** begin EXTRACTED ENTRIES **

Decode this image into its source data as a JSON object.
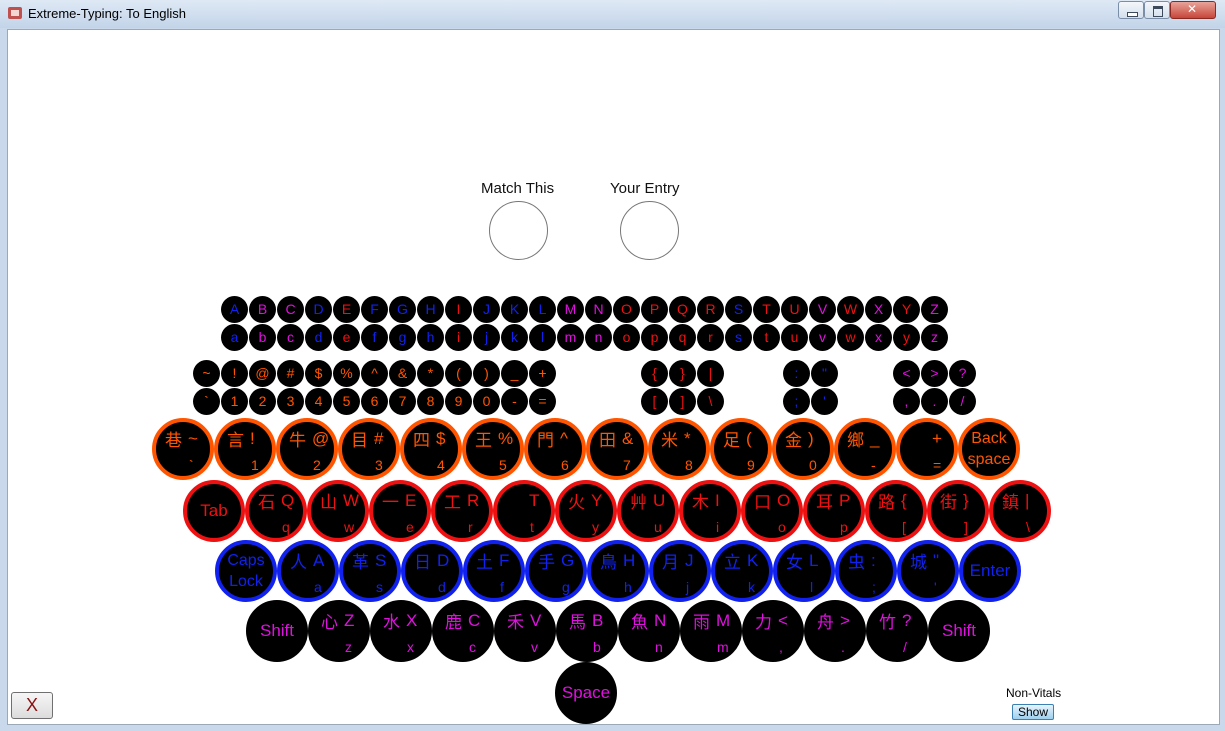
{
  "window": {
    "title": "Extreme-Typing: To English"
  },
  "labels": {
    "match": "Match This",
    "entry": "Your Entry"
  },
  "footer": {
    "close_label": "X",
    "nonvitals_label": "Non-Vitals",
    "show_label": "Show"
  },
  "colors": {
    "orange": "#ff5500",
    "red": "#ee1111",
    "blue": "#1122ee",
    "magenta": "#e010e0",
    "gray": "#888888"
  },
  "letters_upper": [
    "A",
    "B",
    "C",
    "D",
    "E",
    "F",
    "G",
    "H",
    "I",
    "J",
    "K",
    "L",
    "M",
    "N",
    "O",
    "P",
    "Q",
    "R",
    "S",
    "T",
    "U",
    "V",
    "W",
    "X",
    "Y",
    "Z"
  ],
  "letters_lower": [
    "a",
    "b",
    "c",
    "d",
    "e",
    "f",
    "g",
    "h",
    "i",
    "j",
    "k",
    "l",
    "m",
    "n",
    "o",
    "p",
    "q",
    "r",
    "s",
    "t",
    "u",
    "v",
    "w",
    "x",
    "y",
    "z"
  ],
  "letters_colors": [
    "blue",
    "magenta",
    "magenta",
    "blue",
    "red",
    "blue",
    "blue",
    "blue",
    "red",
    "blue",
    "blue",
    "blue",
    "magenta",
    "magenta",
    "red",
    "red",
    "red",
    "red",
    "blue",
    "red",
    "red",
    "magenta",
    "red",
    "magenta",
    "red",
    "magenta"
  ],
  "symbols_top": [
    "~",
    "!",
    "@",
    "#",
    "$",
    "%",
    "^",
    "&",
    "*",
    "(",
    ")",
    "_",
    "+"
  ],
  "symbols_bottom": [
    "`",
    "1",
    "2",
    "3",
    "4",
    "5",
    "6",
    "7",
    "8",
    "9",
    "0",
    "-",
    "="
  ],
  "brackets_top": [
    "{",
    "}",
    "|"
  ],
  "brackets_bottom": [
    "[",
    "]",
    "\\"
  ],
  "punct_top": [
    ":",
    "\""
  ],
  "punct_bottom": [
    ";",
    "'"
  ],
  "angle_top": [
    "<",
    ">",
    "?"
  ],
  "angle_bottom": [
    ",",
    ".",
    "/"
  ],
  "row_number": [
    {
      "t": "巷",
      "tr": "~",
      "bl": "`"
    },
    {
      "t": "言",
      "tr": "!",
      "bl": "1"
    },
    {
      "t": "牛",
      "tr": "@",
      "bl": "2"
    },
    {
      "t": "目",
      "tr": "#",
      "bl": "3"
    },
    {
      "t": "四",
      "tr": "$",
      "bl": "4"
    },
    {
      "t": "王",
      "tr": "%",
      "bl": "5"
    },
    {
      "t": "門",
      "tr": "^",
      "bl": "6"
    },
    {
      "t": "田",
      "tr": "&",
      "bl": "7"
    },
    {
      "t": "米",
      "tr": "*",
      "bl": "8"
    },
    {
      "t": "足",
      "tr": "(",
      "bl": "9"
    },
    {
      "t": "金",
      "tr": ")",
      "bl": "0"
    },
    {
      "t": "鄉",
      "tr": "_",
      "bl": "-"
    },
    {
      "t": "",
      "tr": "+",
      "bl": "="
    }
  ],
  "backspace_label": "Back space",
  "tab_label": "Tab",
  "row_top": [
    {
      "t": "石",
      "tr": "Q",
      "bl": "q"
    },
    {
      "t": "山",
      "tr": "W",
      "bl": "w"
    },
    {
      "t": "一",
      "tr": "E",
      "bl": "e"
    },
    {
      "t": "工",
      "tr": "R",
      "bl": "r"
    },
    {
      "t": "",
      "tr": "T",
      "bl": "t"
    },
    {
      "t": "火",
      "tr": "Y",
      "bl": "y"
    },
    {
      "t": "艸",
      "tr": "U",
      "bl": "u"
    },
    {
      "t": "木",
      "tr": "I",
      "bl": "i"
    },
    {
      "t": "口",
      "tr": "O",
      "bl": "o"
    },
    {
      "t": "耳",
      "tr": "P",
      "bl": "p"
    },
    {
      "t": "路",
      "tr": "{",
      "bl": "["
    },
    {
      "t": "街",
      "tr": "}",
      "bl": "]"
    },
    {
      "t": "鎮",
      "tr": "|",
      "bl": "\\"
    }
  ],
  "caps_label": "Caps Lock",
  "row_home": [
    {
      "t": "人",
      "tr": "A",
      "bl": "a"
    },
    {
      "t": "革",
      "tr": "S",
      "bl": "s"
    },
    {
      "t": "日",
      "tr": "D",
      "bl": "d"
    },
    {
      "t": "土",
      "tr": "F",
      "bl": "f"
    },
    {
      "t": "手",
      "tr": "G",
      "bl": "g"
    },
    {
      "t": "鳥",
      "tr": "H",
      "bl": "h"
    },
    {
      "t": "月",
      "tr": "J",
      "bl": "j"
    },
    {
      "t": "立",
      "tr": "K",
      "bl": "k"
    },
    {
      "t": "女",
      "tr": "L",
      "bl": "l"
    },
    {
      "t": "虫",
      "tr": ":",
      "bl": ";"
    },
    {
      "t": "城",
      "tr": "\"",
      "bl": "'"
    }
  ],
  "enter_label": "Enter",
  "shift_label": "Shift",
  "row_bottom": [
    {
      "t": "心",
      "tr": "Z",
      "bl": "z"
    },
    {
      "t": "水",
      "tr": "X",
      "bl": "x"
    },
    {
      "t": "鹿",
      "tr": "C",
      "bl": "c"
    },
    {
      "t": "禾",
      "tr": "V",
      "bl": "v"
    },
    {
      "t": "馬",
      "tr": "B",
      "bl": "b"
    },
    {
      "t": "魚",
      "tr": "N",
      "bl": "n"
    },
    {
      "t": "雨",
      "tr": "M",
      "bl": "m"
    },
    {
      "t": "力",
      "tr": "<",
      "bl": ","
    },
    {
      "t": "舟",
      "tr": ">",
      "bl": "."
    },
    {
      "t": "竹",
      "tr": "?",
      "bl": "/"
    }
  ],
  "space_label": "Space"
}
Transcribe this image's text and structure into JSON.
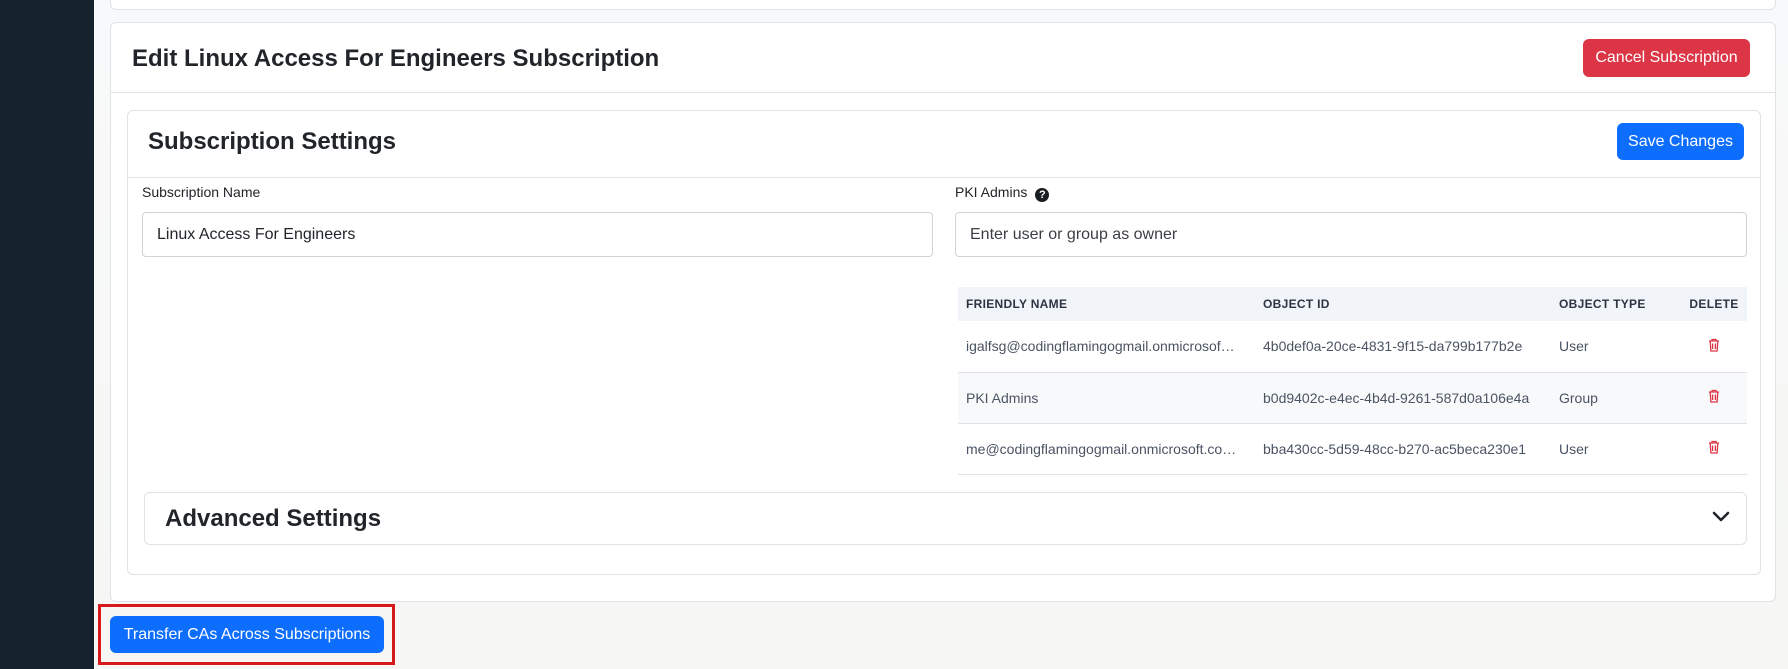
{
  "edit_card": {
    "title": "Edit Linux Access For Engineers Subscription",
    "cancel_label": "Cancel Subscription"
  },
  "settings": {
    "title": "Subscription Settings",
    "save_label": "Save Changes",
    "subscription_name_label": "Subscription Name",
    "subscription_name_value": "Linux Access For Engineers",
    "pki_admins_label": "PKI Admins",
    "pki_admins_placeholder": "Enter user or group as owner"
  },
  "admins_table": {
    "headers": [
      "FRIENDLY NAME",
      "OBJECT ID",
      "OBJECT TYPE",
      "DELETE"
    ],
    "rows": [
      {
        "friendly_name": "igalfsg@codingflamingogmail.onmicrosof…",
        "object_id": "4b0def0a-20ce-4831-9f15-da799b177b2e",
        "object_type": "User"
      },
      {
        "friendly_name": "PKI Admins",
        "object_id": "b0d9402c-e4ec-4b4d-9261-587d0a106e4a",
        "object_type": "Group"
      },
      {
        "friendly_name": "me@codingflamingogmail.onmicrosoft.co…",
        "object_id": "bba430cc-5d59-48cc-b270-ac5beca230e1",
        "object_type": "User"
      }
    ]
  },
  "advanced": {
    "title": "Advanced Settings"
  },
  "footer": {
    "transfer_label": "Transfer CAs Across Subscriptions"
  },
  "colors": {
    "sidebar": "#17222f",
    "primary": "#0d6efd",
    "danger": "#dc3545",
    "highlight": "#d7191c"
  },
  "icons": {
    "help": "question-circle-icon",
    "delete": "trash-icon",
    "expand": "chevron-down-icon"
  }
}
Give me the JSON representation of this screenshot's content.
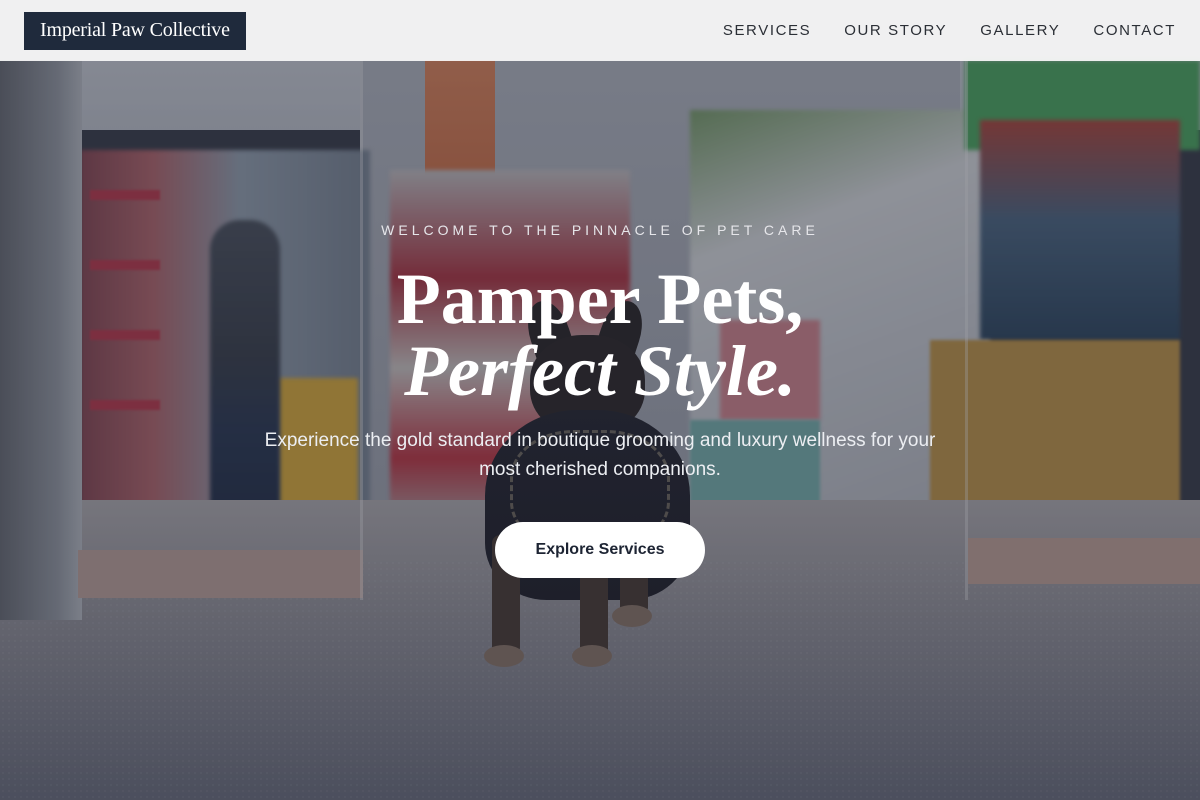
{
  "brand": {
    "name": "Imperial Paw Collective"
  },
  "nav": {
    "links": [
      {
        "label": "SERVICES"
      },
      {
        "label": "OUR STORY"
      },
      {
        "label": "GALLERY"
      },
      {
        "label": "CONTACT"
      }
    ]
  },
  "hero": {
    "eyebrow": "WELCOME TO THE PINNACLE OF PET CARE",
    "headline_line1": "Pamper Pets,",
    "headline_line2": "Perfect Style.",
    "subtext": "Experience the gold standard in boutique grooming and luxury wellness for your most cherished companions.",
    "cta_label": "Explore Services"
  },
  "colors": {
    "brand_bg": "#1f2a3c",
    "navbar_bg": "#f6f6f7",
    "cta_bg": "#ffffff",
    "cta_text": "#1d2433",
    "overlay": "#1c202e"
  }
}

** end EXTRACTED ENTRIES **

▸ EXERCISE DIRECTIONS:
Search the entries for the word "Access", then list each line that holds it.

▸ EXERCISE SOLUTION:
    "title": "Edit Linux Access For Engineers Subscription",
    "subscription_name_value": "Linux Access For Engineers",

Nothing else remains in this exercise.